===== Excerpted data =====

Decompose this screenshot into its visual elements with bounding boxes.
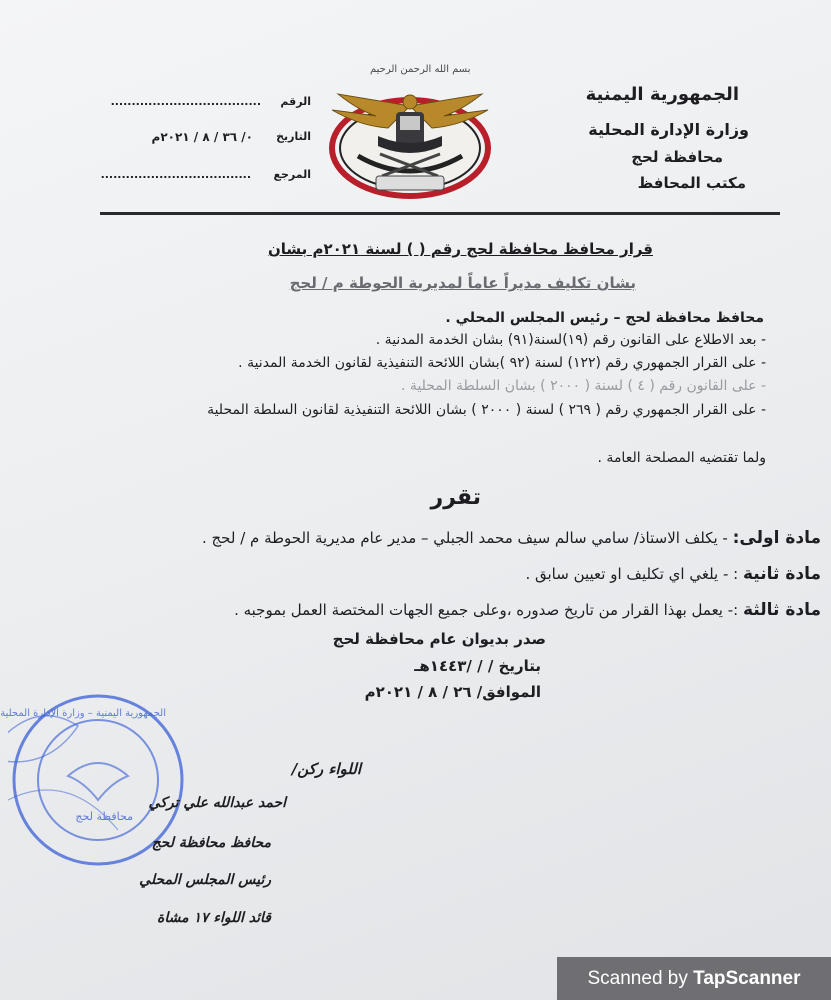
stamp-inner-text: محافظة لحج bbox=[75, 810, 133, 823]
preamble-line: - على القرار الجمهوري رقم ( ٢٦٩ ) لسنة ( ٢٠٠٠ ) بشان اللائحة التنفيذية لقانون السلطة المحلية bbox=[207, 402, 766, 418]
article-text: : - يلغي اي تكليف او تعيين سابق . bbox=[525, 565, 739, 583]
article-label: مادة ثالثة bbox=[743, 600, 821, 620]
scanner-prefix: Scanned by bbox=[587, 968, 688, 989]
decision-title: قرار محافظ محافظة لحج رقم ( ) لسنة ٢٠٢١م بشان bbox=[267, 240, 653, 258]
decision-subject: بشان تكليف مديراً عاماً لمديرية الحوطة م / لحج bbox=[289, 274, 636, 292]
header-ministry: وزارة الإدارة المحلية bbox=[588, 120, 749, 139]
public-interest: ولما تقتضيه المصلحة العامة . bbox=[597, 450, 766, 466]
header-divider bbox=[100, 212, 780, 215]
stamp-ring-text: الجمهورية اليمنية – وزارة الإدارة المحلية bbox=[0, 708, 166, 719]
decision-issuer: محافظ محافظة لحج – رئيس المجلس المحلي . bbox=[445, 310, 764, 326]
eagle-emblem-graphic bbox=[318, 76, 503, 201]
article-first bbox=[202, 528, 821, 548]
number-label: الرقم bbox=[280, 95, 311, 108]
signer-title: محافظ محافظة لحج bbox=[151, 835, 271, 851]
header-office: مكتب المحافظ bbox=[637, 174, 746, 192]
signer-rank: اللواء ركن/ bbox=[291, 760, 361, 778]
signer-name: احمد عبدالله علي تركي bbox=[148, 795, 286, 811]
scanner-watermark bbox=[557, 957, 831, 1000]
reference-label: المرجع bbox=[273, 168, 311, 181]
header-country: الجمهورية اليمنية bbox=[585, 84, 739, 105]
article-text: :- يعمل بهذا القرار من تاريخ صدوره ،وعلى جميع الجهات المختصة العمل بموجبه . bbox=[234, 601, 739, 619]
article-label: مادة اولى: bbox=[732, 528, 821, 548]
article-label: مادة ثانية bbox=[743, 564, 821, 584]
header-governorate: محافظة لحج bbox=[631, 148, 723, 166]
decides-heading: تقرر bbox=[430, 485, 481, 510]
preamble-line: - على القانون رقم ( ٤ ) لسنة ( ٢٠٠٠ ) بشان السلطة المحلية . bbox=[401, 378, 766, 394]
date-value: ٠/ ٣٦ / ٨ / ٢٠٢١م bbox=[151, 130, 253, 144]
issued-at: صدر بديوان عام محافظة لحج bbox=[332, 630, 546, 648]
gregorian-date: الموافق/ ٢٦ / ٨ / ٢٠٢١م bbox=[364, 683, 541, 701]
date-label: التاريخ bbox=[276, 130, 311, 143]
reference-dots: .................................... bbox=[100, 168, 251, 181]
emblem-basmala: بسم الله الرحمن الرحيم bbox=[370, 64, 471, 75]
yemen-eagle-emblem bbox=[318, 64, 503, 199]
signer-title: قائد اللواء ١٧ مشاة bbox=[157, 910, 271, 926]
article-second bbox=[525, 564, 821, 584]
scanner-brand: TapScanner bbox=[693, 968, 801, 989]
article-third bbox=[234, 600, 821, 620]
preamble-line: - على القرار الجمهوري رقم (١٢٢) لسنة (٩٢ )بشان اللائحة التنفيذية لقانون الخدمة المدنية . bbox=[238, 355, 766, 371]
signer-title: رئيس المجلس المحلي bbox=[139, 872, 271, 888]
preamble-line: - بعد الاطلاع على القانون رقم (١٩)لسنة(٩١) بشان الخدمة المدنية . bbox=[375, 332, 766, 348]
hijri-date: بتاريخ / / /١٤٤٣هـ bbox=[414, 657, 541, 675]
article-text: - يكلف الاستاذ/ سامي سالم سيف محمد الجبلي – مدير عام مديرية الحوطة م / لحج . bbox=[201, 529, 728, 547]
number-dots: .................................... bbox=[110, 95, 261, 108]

=====

__Written request__.
Put the lines of the material starting at the line containing "stamp-inner-text: محافظة لحج" and ending at the line containing "header-divider bbox=[100, 212, 780, 215]" into a JSON list of strings, one string per line, with blank lines omitted.

__In response__.
[
  "stamp-inner-text: محافظة لحج bbox=[75, 810, 133, 823]",
  "preamble-line: - على القرار الجمهوري رقم ( ٢٦٩ ) لسنة ( ٢٠٠٠ ) بشان اللائحة التنفيذية لقانون السلطة المحلية bbox=[207, 402, 766, 418]",
  "article-text: : - يلغي اي تكليف او تعيين سابق . bbox=[525, 565, 739, 583]",
  "article-label: مادة ثالثة bbox=[743, 600, 821, 620]",
  "scanner-prefix: Scanned by bbox=[587, 968, 688, 989]",
  "decision-title: قرار محافظ محافظة لحج رقم ( ) لسنة ٢٠٢١م بشان bbox=[267, 240, 653, 258]",
  "decision-subject: بشان تكليف مديراً عاماً لمديرية الحوطة م / لحج bbox=[289, 274, 636, 292]",
  "header-ministry: وزارة الإدارة المحلية bbox=[588, 120, 749, 139]",
  "public-interest: ولما تقتضيه المصلحة العامة . bbox=[597, 450, 766, 466]",
  "header-divider bbox=[100, 212, 780, 215]"
]